▶ [WHAT YOU HAVE TO DO]: In the entries below, how many lines hold the string "Диваны"? Give only the number.

-- START ROWS --

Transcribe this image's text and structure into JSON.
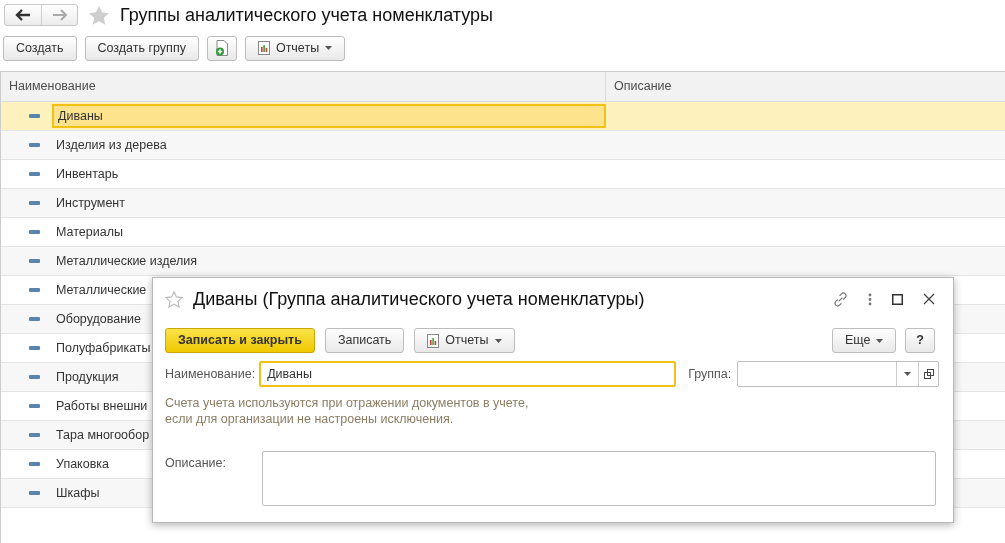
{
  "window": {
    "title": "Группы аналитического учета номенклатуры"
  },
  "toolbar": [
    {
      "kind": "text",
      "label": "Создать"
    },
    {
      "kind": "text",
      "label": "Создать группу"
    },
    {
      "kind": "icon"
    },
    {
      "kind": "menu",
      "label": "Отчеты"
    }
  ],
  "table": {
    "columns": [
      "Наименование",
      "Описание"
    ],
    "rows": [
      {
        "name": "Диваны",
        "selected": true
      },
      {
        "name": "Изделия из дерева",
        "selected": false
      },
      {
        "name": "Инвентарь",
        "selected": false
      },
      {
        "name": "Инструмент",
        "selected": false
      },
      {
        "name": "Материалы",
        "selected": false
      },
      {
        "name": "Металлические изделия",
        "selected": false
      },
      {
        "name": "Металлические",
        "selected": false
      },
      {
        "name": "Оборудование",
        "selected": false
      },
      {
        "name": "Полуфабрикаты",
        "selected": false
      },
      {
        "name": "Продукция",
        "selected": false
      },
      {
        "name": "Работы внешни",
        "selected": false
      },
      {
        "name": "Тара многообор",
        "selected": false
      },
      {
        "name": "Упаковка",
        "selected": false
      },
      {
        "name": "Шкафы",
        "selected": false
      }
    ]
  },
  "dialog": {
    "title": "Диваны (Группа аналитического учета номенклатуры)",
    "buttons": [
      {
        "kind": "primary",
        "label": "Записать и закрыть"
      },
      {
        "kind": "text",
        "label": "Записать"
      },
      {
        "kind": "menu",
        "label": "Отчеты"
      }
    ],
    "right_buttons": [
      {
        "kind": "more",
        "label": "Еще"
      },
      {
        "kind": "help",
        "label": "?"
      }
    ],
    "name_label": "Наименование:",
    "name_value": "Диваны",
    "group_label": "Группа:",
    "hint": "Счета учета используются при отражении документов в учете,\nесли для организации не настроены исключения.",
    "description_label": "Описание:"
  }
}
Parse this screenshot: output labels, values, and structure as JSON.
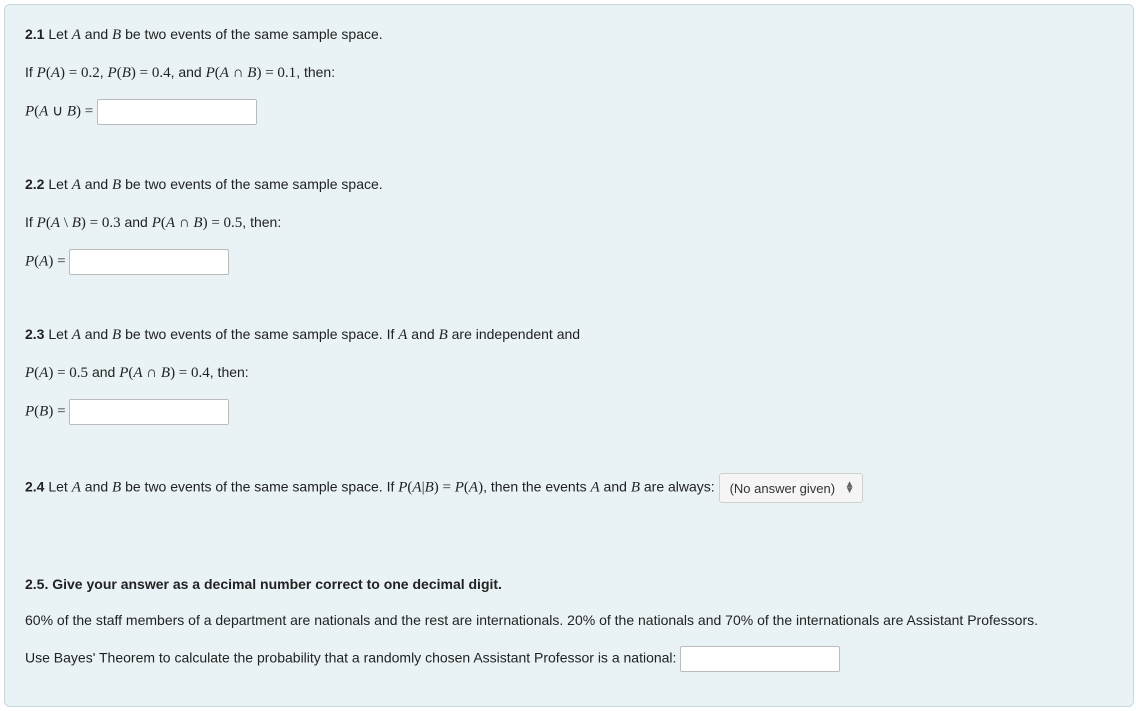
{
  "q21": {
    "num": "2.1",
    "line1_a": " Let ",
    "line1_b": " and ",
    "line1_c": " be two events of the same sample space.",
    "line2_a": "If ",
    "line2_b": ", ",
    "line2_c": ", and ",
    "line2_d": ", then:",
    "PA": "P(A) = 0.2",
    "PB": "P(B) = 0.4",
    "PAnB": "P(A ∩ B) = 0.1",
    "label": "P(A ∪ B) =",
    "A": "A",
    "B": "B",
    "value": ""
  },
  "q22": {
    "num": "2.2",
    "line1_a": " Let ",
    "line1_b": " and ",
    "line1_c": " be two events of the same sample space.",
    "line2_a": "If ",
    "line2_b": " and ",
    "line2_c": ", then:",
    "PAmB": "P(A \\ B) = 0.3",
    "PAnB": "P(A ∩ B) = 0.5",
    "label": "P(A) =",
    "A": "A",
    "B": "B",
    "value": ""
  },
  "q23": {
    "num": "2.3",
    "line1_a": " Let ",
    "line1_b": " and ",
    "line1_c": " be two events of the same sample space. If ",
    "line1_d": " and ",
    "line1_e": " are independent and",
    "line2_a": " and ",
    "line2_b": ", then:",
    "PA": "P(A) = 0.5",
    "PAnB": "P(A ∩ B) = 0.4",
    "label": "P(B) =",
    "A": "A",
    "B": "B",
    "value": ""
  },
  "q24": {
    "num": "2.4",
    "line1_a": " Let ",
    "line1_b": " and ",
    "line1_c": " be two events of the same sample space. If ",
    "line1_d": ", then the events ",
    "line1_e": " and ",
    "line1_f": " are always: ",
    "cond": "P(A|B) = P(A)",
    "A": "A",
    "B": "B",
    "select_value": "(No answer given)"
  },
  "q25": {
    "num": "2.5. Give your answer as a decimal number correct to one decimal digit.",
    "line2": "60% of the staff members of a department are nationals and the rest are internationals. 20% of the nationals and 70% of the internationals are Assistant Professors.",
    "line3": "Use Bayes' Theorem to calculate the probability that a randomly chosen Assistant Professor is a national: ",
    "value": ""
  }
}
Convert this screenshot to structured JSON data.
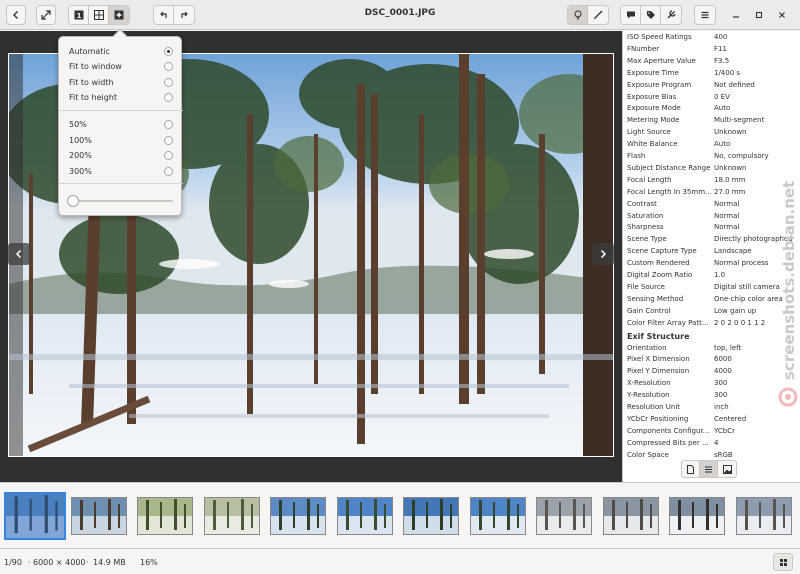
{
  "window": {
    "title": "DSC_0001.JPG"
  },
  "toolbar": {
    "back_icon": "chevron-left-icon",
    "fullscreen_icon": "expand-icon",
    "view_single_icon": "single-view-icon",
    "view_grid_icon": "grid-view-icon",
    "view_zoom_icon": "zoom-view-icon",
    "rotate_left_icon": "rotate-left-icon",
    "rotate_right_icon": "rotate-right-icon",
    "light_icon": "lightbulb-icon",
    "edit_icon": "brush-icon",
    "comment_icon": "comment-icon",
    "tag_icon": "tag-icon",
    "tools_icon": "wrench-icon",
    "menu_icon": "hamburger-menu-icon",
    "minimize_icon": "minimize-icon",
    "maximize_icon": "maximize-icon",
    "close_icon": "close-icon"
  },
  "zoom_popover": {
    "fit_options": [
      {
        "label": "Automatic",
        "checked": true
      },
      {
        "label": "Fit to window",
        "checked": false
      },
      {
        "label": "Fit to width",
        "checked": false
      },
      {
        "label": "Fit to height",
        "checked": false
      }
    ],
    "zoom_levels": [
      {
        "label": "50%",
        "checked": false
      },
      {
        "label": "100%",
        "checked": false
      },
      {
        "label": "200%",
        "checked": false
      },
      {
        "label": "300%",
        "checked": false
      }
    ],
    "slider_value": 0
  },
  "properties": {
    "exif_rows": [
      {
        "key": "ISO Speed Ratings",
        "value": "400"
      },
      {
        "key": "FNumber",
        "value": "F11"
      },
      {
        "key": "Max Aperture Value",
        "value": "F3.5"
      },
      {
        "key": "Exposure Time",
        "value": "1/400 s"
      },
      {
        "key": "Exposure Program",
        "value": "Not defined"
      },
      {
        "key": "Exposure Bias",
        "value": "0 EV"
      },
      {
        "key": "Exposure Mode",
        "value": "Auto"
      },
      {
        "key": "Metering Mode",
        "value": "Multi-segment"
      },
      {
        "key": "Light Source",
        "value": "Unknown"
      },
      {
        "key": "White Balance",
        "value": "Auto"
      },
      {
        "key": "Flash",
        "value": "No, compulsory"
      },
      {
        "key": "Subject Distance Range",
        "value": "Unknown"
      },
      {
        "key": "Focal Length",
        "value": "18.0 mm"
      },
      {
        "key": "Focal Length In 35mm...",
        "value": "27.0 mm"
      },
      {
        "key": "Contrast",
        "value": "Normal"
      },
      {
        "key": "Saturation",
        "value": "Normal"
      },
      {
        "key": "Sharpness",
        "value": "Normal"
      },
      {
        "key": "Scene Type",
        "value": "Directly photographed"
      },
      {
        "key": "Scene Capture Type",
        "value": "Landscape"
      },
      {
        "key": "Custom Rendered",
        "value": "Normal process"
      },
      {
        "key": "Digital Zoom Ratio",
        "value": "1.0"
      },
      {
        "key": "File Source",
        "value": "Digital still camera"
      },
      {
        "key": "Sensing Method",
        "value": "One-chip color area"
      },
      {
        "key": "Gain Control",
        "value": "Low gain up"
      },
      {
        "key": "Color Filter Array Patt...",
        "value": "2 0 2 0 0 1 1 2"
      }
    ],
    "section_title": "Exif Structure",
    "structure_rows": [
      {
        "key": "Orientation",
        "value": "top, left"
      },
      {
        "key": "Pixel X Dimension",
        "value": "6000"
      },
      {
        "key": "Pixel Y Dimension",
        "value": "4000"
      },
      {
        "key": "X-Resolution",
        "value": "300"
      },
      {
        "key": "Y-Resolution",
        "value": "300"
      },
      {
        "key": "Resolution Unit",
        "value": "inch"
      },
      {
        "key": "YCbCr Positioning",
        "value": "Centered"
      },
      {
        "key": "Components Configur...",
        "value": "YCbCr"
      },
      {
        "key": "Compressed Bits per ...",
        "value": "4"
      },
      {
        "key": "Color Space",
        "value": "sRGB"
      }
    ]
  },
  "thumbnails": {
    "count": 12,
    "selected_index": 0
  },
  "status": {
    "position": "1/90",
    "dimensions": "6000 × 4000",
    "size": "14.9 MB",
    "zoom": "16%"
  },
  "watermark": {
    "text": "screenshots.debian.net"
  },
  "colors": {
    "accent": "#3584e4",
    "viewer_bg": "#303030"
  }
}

-- END ROWS --
-- START ROWS --

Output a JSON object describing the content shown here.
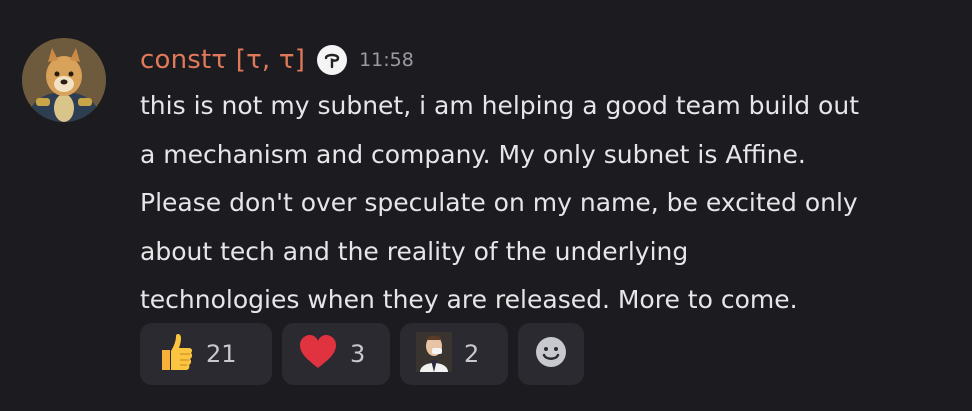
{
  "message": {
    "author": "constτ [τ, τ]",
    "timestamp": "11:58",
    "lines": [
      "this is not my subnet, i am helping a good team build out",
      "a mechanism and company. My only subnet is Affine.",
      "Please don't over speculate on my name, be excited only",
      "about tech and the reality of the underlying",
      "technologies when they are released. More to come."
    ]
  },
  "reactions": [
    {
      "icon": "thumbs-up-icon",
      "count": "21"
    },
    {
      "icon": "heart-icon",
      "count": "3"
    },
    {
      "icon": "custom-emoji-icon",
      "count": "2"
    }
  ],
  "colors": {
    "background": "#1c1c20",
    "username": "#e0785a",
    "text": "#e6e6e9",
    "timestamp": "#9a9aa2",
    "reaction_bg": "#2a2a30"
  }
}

-- END ROWS --

▶ [RESULT FOR THIS TASK]: 3